• Dataset items:
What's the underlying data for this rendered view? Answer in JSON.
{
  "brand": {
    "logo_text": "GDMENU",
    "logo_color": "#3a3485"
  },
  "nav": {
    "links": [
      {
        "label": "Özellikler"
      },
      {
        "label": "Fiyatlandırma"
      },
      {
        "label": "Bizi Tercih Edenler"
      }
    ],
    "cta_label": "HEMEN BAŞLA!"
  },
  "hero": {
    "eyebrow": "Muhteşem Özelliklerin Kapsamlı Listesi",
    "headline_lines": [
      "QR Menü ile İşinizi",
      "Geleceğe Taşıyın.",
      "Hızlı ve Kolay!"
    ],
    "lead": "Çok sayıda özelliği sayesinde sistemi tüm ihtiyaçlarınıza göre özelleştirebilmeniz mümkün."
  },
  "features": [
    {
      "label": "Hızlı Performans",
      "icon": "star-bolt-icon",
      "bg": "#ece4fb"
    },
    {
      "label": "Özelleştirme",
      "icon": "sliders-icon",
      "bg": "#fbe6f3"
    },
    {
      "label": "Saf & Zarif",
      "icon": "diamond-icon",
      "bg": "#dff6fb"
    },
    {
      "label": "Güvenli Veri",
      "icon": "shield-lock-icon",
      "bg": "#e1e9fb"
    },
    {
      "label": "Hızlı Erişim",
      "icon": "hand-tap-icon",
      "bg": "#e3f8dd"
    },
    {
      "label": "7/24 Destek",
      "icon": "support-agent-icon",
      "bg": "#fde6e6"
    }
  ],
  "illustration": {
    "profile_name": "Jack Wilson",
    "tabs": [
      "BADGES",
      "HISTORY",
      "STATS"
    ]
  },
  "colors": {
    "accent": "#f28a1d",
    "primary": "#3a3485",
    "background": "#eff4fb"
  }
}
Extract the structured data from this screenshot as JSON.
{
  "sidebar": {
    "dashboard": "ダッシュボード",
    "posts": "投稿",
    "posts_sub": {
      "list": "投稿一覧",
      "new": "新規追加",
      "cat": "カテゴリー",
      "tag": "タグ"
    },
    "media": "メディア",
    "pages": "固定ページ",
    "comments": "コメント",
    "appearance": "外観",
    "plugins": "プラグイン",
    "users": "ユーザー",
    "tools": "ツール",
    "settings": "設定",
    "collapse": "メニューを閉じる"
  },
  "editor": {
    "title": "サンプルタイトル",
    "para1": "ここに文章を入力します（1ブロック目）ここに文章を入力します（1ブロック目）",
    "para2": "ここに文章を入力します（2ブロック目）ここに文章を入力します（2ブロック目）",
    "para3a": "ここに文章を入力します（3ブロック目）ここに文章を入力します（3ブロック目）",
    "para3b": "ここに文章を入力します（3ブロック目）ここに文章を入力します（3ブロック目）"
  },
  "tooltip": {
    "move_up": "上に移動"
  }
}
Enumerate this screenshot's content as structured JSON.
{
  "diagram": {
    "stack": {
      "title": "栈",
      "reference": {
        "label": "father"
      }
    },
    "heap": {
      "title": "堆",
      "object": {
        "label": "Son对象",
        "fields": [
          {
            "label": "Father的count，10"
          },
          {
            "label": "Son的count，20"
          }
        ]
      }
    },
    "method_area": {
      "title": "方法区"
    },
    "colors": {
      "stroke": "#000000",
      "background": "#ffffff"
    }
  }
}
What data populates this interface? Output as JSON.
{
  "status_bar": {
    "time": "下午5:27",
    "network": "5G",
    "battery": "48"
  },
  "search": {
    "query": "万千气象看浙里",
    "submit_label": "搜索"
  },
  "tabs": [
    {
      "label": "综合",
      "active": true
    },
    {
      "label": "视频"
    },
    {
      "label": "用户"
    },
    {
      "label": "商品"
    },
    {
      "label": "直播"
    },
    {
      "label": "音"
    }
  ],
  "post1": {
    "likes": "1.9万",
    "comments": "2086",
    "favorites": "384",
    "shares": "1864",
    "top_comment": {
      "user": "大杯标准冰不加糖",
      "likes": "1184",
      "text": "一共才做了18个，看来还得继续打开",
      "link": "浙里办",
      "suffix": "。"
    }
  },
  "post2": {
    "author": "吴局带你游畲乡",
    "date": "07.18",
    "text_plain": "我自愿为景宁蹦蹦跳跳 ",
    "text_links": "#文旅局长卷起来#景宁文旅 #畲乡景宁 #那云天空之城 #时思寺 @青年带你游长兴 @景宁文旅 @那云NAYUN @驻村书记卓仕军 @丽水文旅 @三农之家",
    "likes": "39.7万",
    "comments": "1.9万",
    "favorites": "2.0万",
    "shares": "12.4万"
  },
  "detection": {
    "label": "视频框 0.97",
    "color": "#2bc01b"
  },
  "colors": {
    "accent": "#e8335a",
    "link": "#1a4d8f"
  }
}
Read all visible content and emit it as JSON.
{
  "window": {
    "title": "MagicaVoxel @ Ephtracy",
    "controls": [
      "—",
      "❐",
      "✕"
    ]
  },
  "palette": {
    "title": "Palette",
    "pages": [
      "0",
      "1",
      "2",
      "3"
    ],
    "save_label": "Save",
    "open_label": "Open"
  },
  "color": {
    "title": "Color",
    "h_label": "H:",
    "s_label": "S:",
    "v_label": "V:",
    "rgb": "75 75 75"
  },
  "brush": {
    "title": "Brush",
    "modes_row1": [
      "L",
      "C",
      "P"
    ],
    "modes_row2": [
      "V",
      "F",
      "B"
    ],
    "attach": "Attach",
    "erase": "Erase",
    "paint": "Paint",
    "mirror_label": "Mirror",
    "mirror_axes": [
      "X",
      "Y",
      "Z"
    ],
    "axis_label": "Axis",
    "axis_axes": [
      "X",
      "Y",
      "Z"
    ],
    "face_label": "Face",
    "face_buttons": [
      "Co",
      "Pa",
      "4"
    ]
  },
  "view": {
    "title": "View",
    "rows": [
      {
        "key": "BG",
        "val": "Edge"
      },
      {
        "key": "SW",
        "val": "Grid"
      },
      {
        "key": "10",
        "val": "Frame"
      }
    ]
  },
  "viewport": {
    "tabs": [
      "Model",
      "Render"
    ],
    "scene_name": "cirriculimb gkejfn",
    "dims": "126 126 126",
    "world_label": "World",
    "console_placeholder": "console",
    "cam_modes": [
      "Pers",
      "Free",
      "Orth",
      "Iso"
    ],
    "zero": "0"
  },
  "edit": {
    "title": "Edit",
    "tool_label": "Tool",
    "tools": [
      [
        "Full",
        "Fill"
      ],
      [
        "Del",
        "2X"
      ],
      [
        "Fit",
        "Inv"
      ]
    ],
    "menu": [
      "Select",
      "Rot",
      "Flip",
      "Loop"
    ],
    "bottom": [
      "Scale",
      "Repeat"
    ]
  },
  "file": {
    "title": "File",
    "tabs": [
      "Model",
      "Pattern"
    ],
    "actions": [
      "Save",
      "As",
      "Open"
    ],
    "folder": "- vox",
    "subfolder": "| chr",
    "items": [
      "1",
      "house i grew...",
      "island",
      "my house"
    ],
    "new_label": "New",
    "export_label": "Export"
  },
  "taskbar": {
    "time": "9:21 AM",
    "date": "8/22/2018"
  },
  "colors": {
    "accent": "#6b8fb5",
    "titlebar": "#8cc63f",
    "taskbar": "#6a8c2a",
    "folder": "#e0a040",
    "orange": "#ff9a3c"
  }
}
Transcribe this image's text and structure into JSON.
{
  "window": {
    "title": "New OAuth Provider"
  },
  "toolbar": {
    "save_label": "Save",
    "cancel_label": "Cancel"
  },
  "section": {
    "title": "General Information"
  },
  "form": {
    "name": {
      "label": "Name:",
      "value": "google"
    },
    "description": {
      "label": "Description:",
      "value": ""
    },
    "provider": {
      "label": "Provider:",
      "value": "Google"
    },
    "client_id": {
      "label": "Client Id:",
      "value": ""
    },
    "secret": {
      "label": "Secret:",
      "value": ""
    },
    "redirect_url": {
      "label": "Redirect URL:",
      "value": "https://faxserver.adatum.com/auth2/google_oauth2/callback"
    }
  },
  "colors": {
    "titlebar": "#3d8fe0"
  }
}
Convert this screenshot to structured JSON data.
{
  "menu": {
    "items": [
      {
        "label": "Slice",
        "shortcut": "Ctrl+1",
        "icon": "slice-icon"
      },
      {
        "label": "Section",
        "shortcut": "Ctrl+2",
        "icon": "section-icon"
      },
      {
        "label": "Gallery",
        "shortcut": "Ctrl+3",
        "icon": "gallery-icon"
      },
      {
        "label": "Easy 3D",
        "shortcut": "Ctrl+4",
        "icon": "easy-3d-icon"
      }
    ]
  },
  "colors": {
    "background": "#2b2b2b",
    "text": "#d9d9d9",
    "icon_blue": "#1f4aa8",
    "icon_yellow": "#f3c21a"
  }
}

• Written exercise:
In the lines above, locate the string "ここに文章を入力します". Copy every line where it occurs.

• The reply:
    "para1": "ここに文章を入力します（1ブロック目）ここに文章を入力します（1ブロック目）",
    "para2": "ここに文章を入力します（2ブロック目）ここに文章を入力します（2ブロック目）",
    "para3a": "ここに文章を入力します（3ブロック目）ここに文章を入力します（3ブロック目）",
    "para3b": "ここに文章を入力します（3ブロック目）ここに文章を入力します（3ブロック目）"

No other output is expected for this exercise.